Practical artificial intelligence (AI) use cases and applications in buy-side reconciliation and post-trade operations are prevalent, yet many have yielded uneven and questionable results. AI can go only so far to autonomously solve the operational problems investment management firms face. The solution? An intelligence augmentation (IA) approach to AI.

Artificial intelligence (AI) is a ubiquitous term that can mean different things to different people. At its basic level, AI mimics human cognition by independently processing, reasoning and creating results faster than a person can. While some progress has been made in the financial industry, one cannot assume that AI and machine learning (ML) algorithms will fix every problem – especially complex problems investment managers face every day.

Instead, people must always play a key role in the AI equation to create intelligence augmentation (IA) to yield the most benefit. Although the underlying technologies that fuel AI and IA appear identical, their approaches to meeting goals can be very different. AI looks to build solutions without human involvement, while IA attempts to build solutions that make humans better at their job.

Why Intelligence Augmentation?

Also known as intelligence amplification, cognitive augmentation, machine augmented intelligence and enhanced intelligence, IA has a long history of success since it uses technology to extend the capabilities of the human mind. IA leverages AI and ML to supplement human intelligence while allowing humans to play a crucial role in the decision-making process. 

In addition, AI focuses on confirming or improving work that has already been done, or reacting to events that have already happened. For example, in the investment management space, AI may react to exceptions that have occurred rather than eliminate exceptions from even happening, which could create more work for operations teams. As a result, AI still has not reached critical mass in its ability to solve problems or reduce workloads in the financial services and other industries.

How IA Can Help the Buy Side

The investment management community is in the middle of a technology renaissance driven by shifts in investment strategies that cause greater complexity, and higher trading volumes. In addition, investment managers are facing increased regulatory oversight, investor due diligence and margin compression. By enhancing the work of their human counterparts through an IA-driven approach, AI/ML automation projects have the potential to dramatically improve many buy-side operations processes – particularly data quality and reconciliation.

- _Data block_:
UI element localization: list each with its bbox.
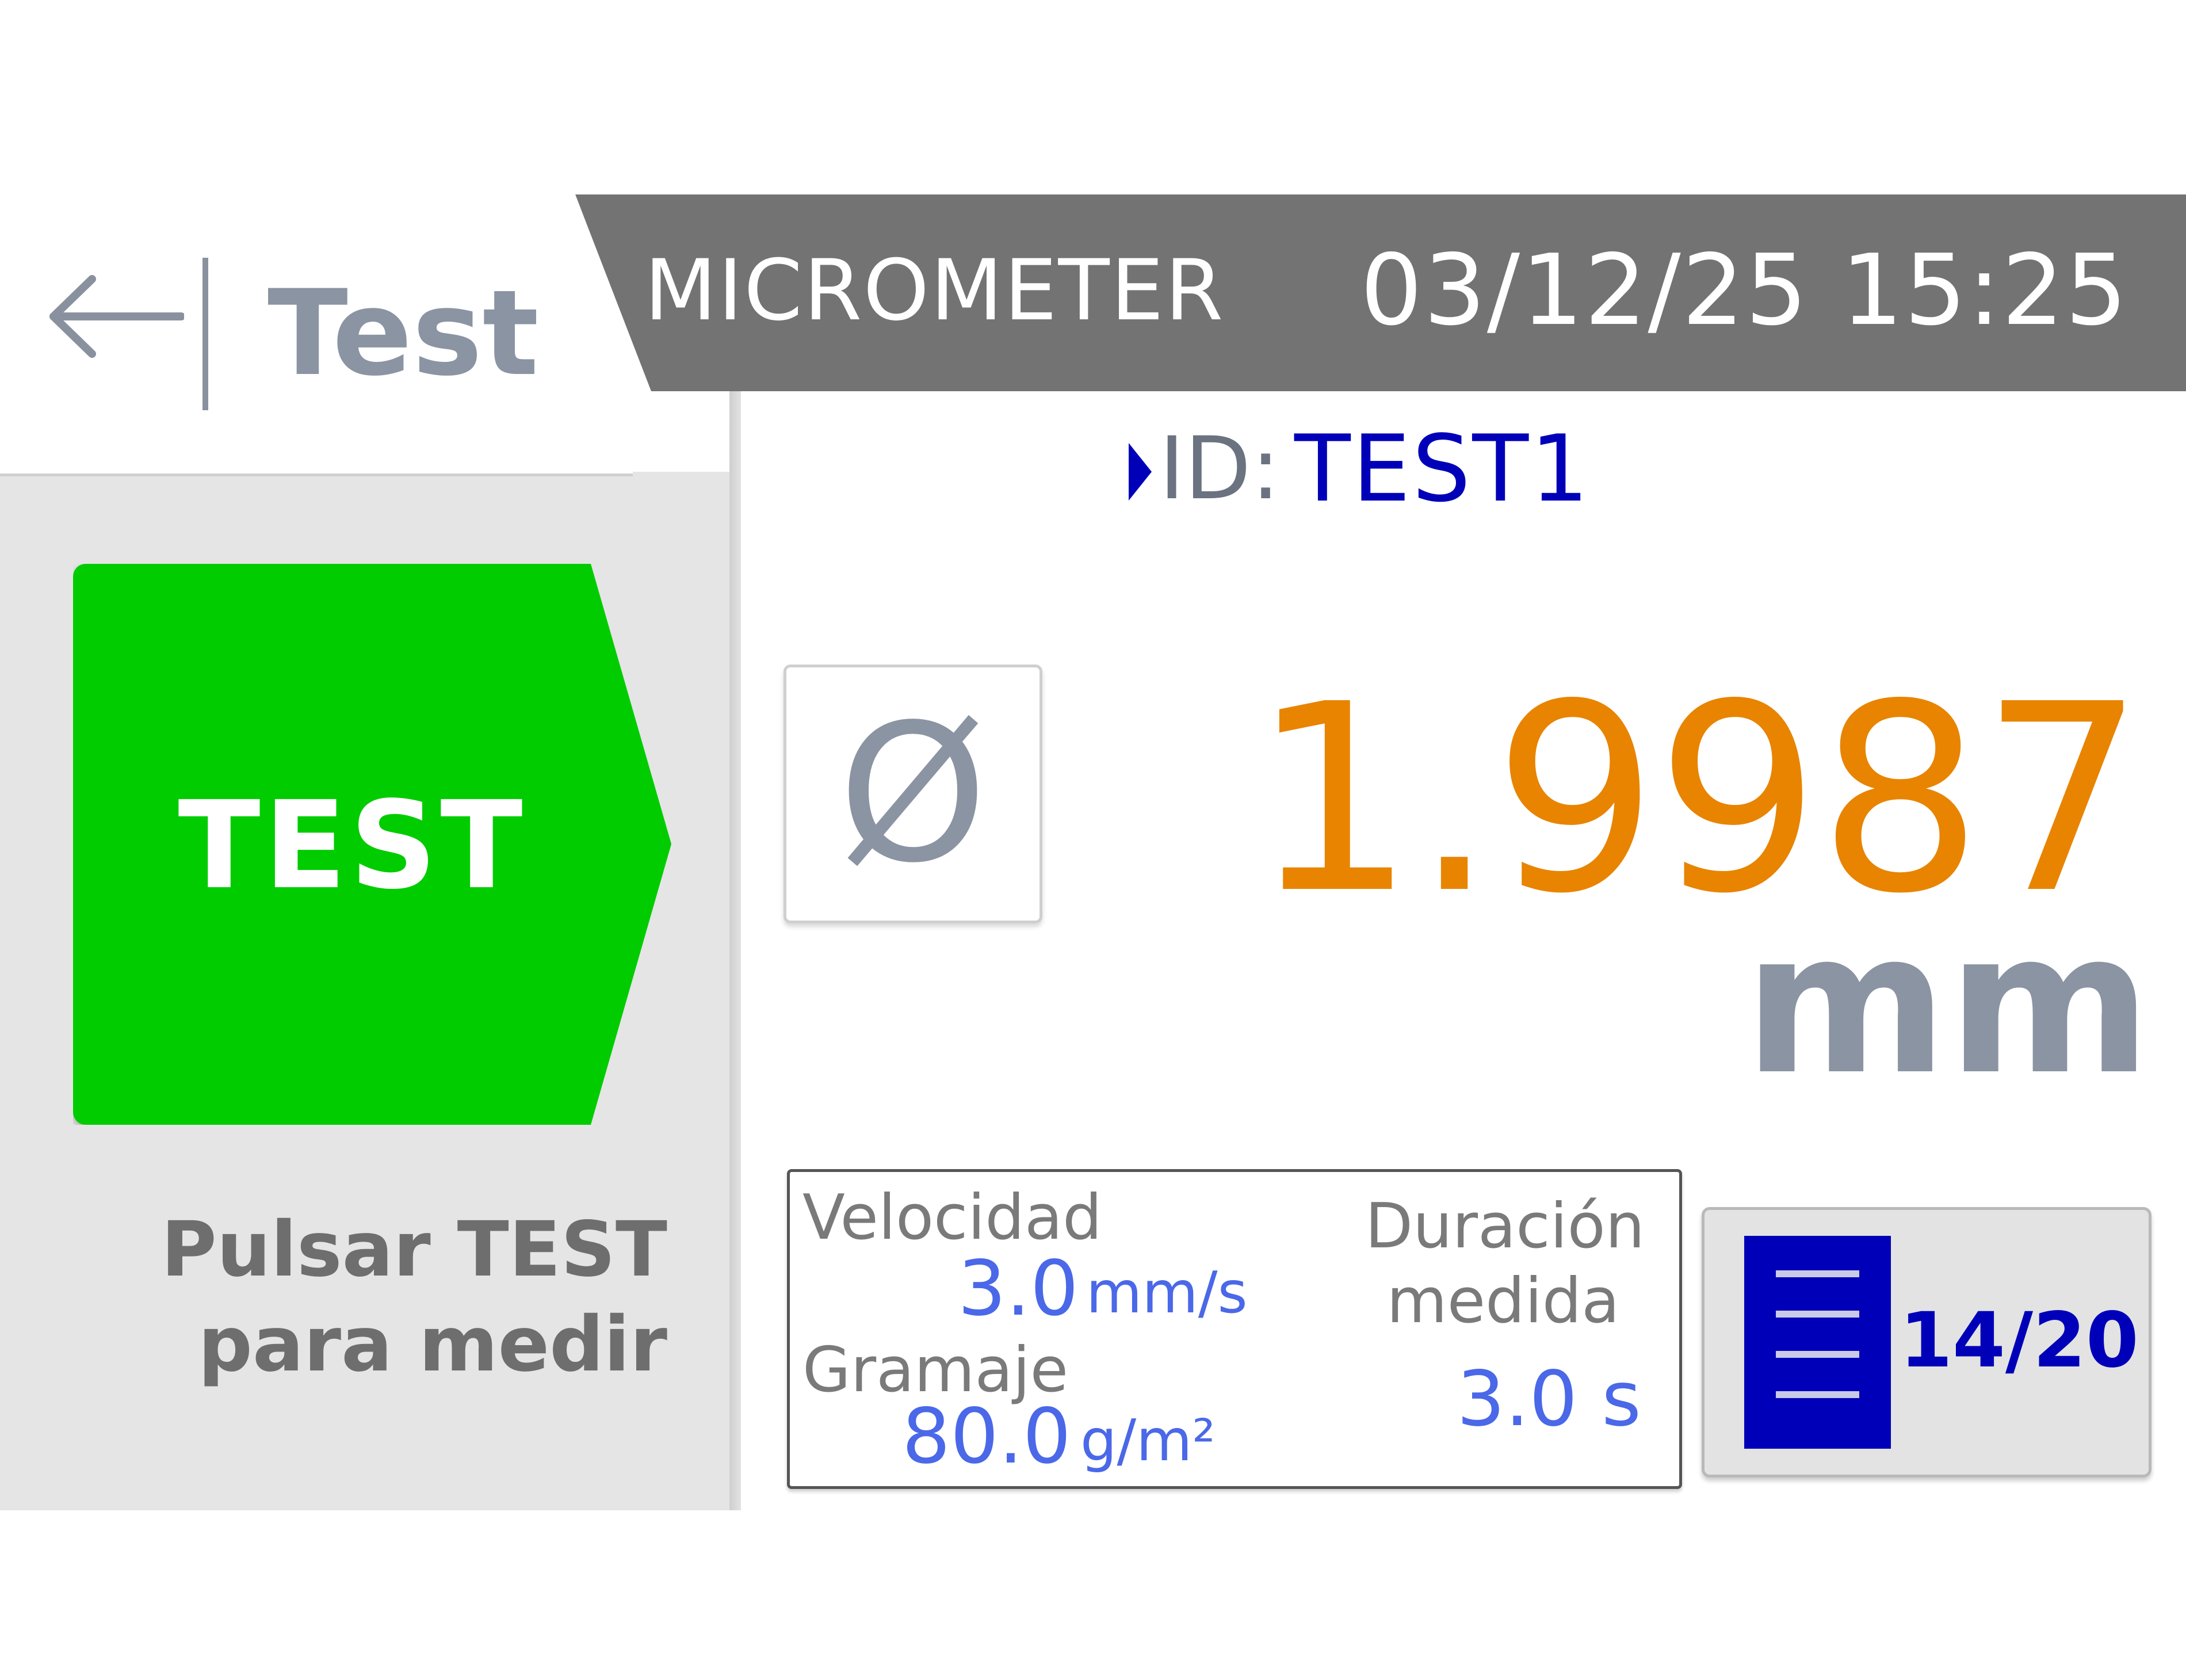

- _Job A_: In the article on AI in buy-side operations, update the part between "Also known as" and "the decision-making process.", inclusive, so that "human mind" reads "human brain".
- _Job B_:
Answer these questions from the article on AI in buy-side operations:
(i) According to the article, what does AI look to build solutions without?
(ii) In investment management, what may AI react to instead of preventing it?
(iii) Which two buy-side operations processes does the article name as ones AI/ML automation could particularly improve?

- _Written solution A_:
Also known as intelligence amplification, cognitive augmentation, machine augmented intelligence and enhanced intelligence, IA has a long history of success since it uses technology to extend the capabilities of the human brain. IA leverages AI and ML to supplement human intelligence while allowing humans to play a crucial role in the decision-making process.

- _Written solution B_:
(i) Human involvement.
(ii) Exceptions that have already occurred.
(iii) Data quality and reconciliation.